Faithfully return all lines, omitting every embedded picture.
BEGIN Exercise inputs
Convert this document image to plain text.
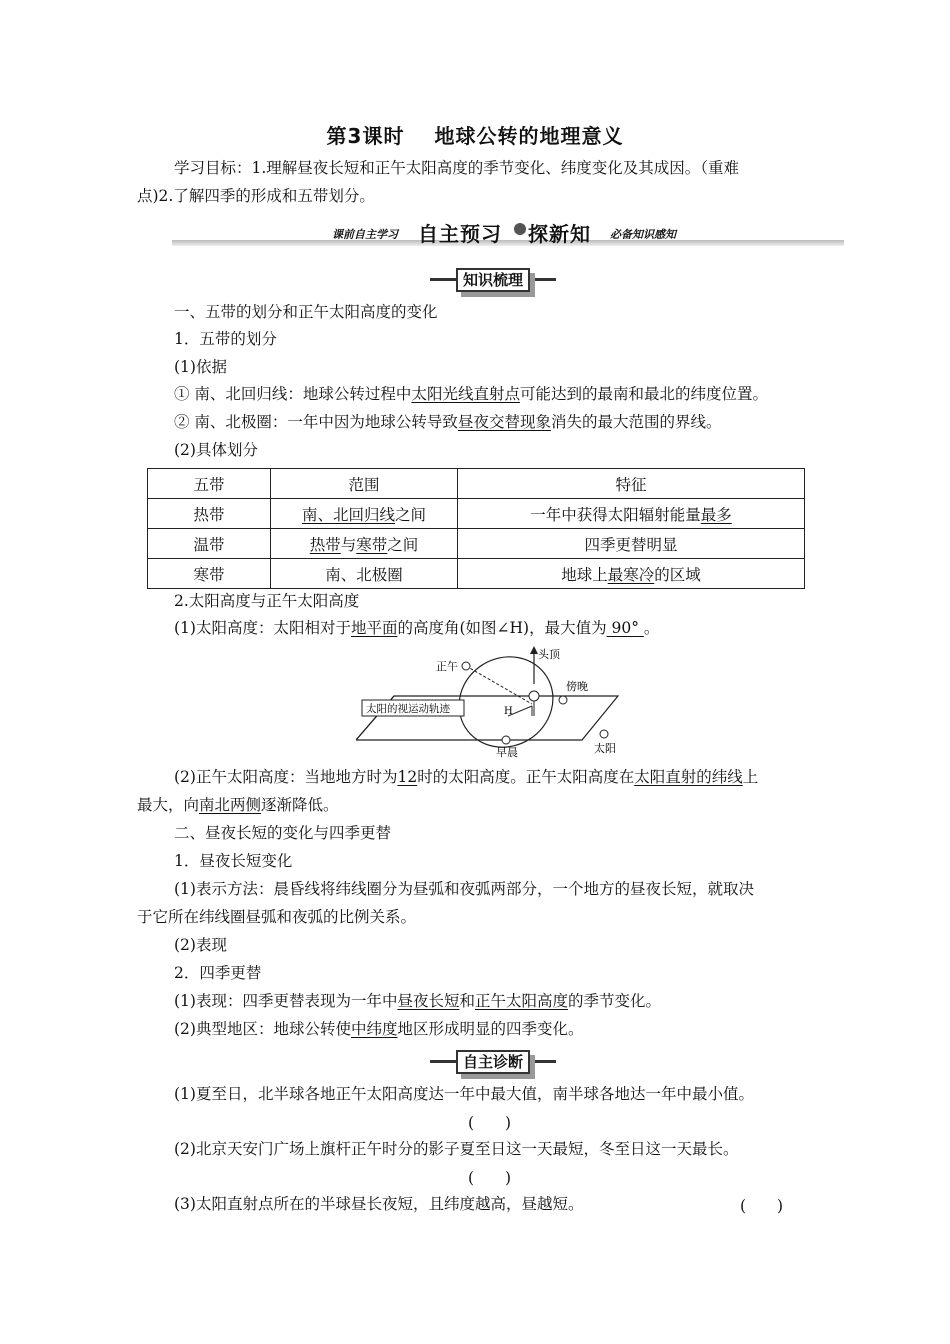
第3课时 地球公转的地理意义
学习目标：1.理解昼夜长短和正午太阳高度的季节变化、纬度变化及其成因。（重难
点)2.了解四季的形成和五带划分。
课前自主学习 自主预习 探新知 必备知识感知
知识梳理
一、五带的划分和正午太阳高度的变化
1．五带的划分
(1)依据
① 南、北回归线：地球公转过程中太阳光线直射点可能达到的最南和最北的纬度位置。
② 南、北极圈：一年中因为地球公转导致昼夜交替现象消失的最大范围的界线。
(2)具体划分
五带	范围	特征
热带	南、北回归线之间	一年中获得太阳辐射能量最多
温带	热带与寒带之间	四季更替明显
寒带	南、北极圈	地球上最寒冷的区域
2.太阳高度与正午太阳高度
(1)太阳高度：太阳相对于地平面的高度角(如图∠H)，最大值为 90° 。
头顶
正午
傍晚
早晨	太阳
H
太阳的视运动轨迹
(2)正午太阳高度：当地地方时为12时的太阳高度。正午太阳高度在太阳直射的纬线上
最大，向南北两侧逐渐降低。
二、昼夜长短的变化与四季更替
1．昼夜长短变化
(1)表示方法：晨昏线将纬线圈分为昼弧和夜弧两部分，一个地方的昼夜长短，就取决
于它所在纬线圈昼弧和夜弧的比例关系。
(2)表现
2．四季更替
(1)表现：四季更替表现为一年中昼夜长短和正午太阳高度的季节变化。
(2)典型地区：地球公转使中纬度地区形成明显的四季变化。
自主诊断
(1)夏至日，北半球各地正午太阳高度达一年中最大值，南半球各地达一年中最小值。
(　　)
(2)北京天安门广场上旗杆正午时分的影子夏至日这一天最短，冬至日这一天最长。
(　　)
(3)太阳直射点所在的半球昼长夜短，且纬度越高，昼越短。	(　　)
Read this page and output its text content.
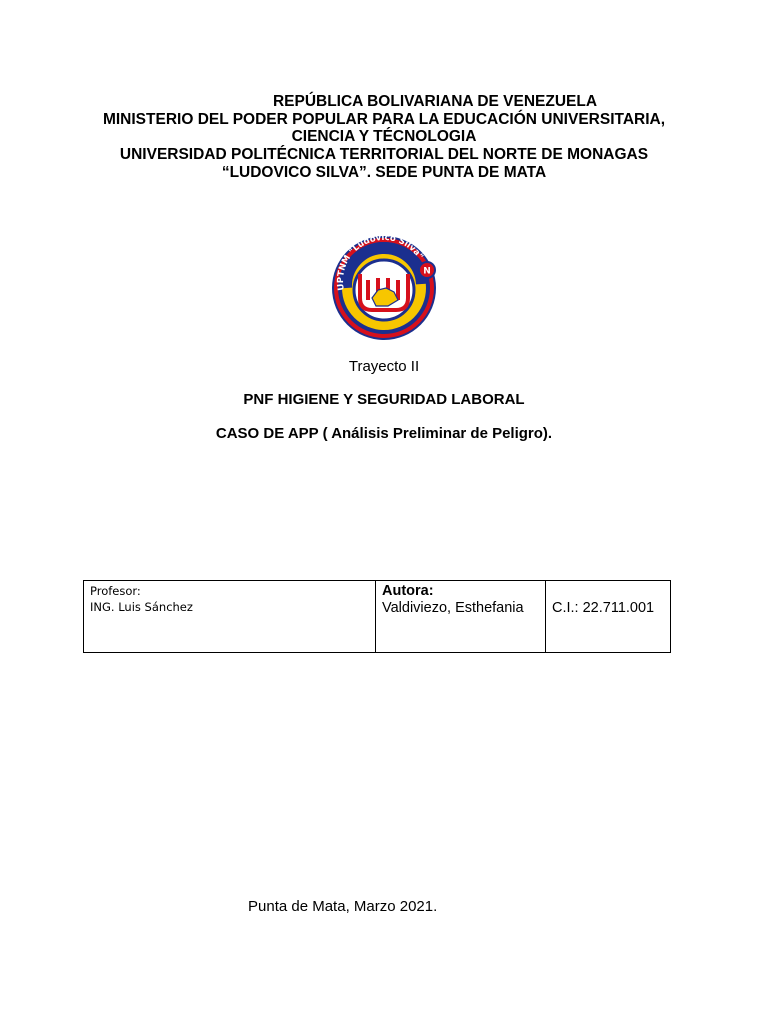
REPÚBLICA BOLIVARIANA DE VENEZUELA
MINISTERIO DEL PODER POPULAR PARA LA EDUCACIÓN UNIVERSITARIA,
CIENCIA Y TÉCNOLOGIA
UNIVERSIDAD POLITÉCNICA TERRITORIAL DEL NORTE DE MONAGAS
“LUDOVICO SILVA”. SEDE PUNTA DE MATA
UPTNM "Ludovico Silva"
N
Trayecto II
PNF HIGIENE Y SEGURIDAD LABORAL
CASO DE APP ( Análisis Preliminar de Peligro).
Profesor:
ING. Luis Sánchez

Autora:
Valdiviezo, Esthefania	C.I.: 22.711.001
Punta de Mata, Marzo 2021.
END Exercise inputs
▶ Written response:
Convert this document image to plain text.
第3课时 地球公转的地理意义
学习目标：1.理解昼夜长短和正午太阳高度的季节变化、纬度变化及其成因。（重难
点)2.了解四季的形成和五带划分。
课前自主学习 自主预习 探新知 必备知识感知
知识梳理
一、五带的划分和正午太阳高度的变化
1．五带的划分
(1)依据
① 南、北回归线：地球公转过程中太阳光线直射点可能达到的最南和最北的纬度位置。
② 南、北极圈：一年中因为地球公转导致昼夜交替现象消失的最大范围的界线。
(2)具体划分
五带	范围	特征
热带	南、北回归线之间	一年中获得太阳辐射能量最多
温带	热带与寒带之间	四季更替明显
寒带	南、北极圈	地球上最寒冷的区域
2.太阳高度与正午太阳高度
(1)太阳高度：太阳相对于地平面的高度角(如图∠H)，最大值为 90° 。
头顶
正午
傍晚
早晨	太阳
H
太阳的视运动轨迹
(2)正午太阳高度：当地地方时为12时的太阳高度。正午太阳高度在太阳直射的纬线上
最大，向南北两侧逐渐降低。
二、昼夜长短的变化与四季更替
1．昼夜长短变化
(1)表示方法：晨昏线将纬线圈分为昼弧和夜弧两部分，一个地方的昼夜长短，就取决
于它所在纬线圈昼弧和夜弧的比例关系。
(2)表现
2．四季更替
(1)表现：四季更替表现为一年中昼夜长短和正午太阳高度的季节变化。
(2)典型地区：地球公转使中纬度地区形成明显的四季变化。
自主诊断
(1)夏至日，北半球各地正午太阳高度达一年中最大值，南半球各地达一年中最小值。
(　　)
(2)北京天安门广场上旗杆正午时分的影子夏至日这一天最短，冬至日这一天最长。
(　　)
(3)太阳直射点所在的半球昼长夜短，且纬度越高，昼越短。	(　　)
Read this page and output its text content.
REPÚBLICA BOLIVARIANA DE VENEZUELA
MINISTERIO DEL PODER POPULAR PARA LA EDUCACIÓN UNIVERSITARIA,
CIENCIA Y TÉCNOLOGIA
UNIVERSIDAD POLITÉCNICA TERRITORIAL DEL NORTE DE MONAGAS
“LUDOVICO SILVA”. SEDE PUNTA DE MATA
UPTNM "Ludovico Silva"
N
Trayecto II
PNF HIGIENE Y SEGURIDAD LABORAL
CASO DE APP ( Análisis Preliminar de Peligro).
Profesor:
ING. Luis Sánchez

Autora:
Valdiviezo, Esthefania	C.I.: 22.711.001
Punta de Mata, Marzo 2021.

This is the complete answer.